Dataset entries
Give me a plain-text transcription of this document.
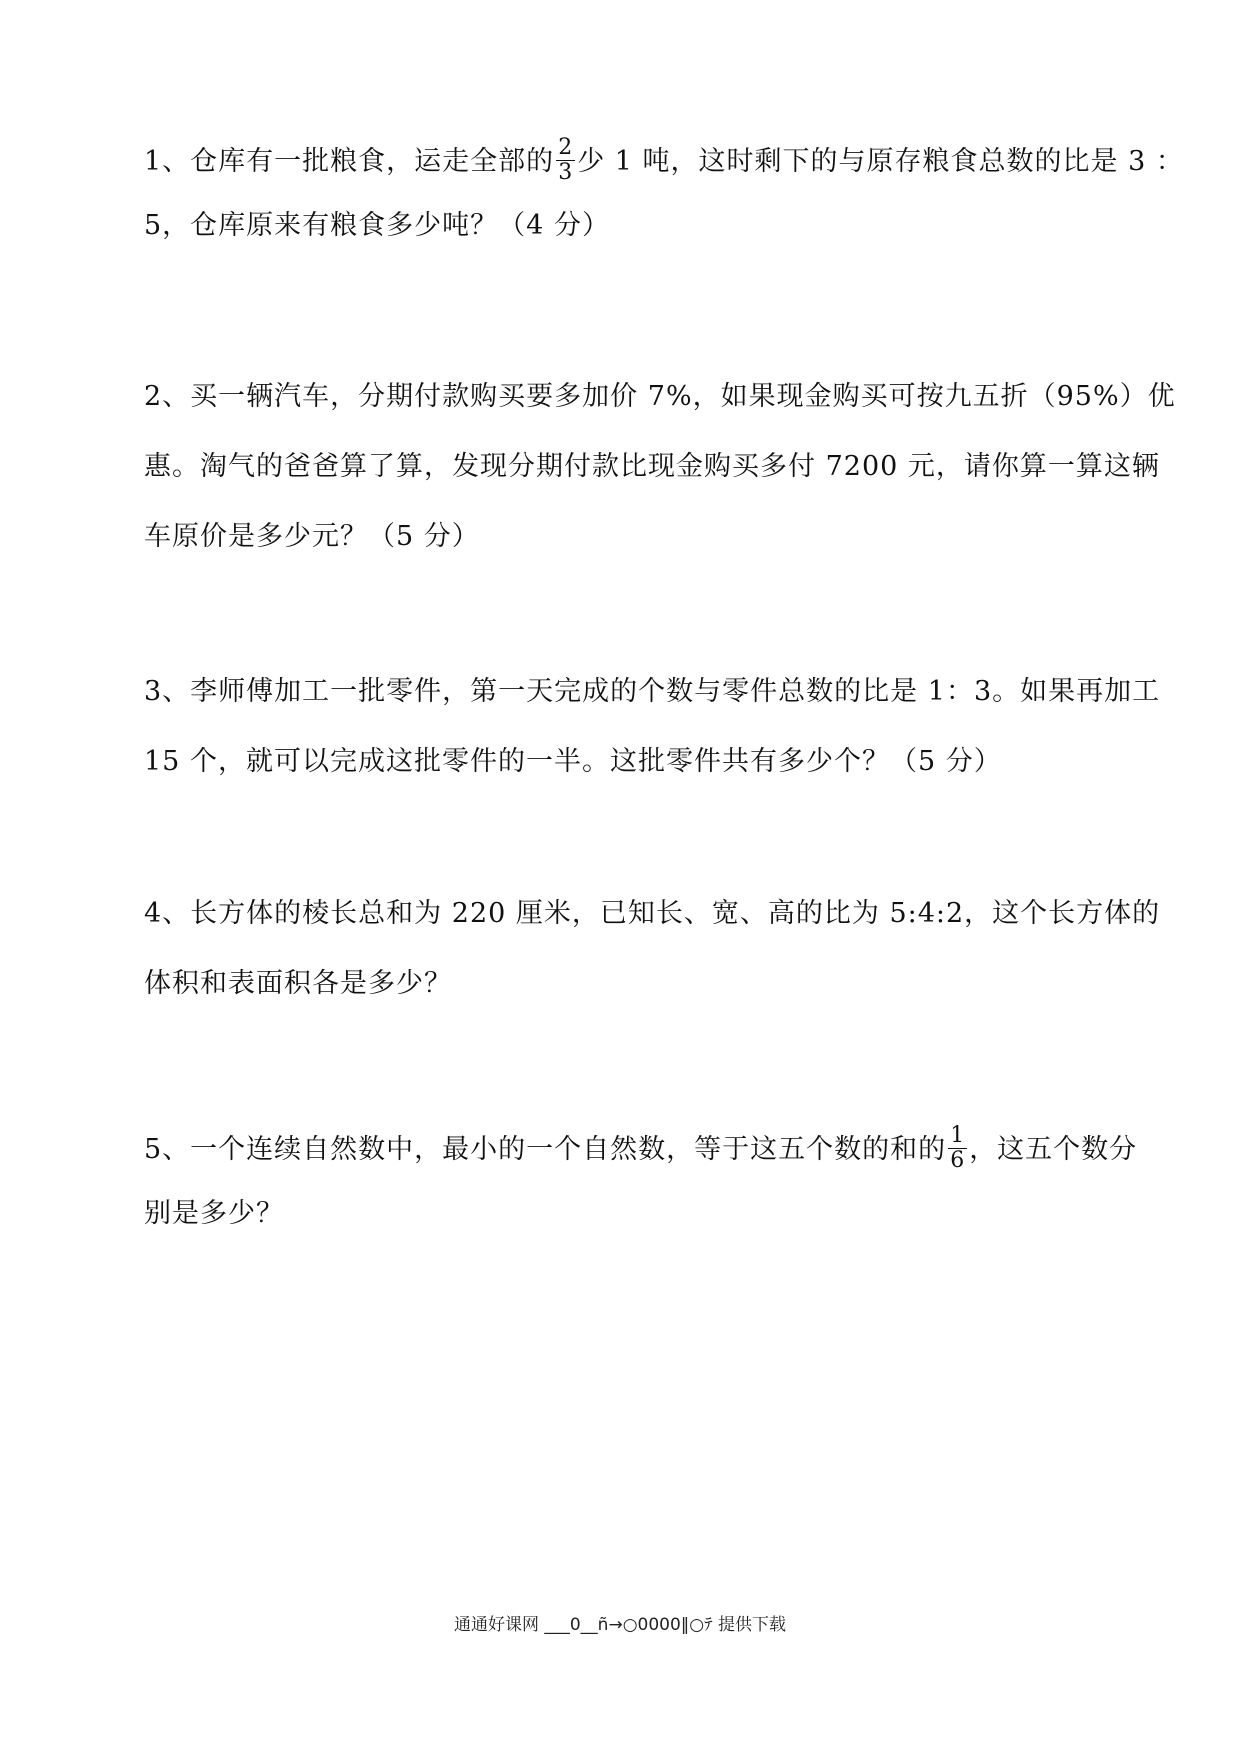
1、仓库有一批粮食，运走全部的 $\frac{2}{3}$ 少 1 吨，这时剩下的与原存粮食总数的比是 3 ：
5，仓库原来有粮食多少吨？（4 分）
2、买一辆汽车，分期付款购买要多加价 7%，如果现金购买可按九五折（95%）优
惠。淘气的爸爸算了算，发现分期付款比现金购买多付 7200 元，请你算一算这辆
车原价是多少元？（5 分）
3、李师傅加工一批零件，第一天完成的个数与零件总数的比是 1：3。如果再加工
15 个，就可以完成这批零件的一半。这批零件共有多少个？（5 分）
4、长方体的棱长总和为 220 厘米，已知长、宽、高的比为 5:4:2，这个长方体的
体积和表面积各是多少？
5、一个连续自然数中，最小的一个自然数，等于这五个数的和的 $\frac{1}{6}$ ，这五个数分
别是多少？
通通好课网 ___0__ñ→○0000‖○ﾃ 提供下载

Task goal
Leave the pictures out and output the rest of the listing exactly.

Result
Give me a plain-text transcription of this document.
1、仓库有一批粮食，运走全部的 $\frac{2}{3}$ 少 1 吨，这时剩下的与原存粮食总数的比是 3 ：
5，仓库原来有粮食多少吨？（4 分）
2、买一辆汽车，分期付款购买要多加价 7%，如果现金购买可按九五折（95%）优
惠。淘气的爸爸算了算，发现分期付款比现金购买多付 7200 元，请你算一算这辆
车原价是多少元？（5 分）
3、李师傅加工一批零件，第一天完成的个数与零件总数的比是 1：3。如果再加工
15 个，就可以完成这批零件的一半。这批零件共有多少个？（5 分）
4、长方体的棱长总和为 220 厘米，已知长、宽、高的比为 5:4:2，这个长方体的
体积和表面积各是多少？
5、一个连续自然数中，最小的一个自然数，等于这五个数的和的 $\frac{1}{6}$ ，这五个数分
别是多少？
通通好课网 ___0__ñ→○0000‖○ﾃ 提供下载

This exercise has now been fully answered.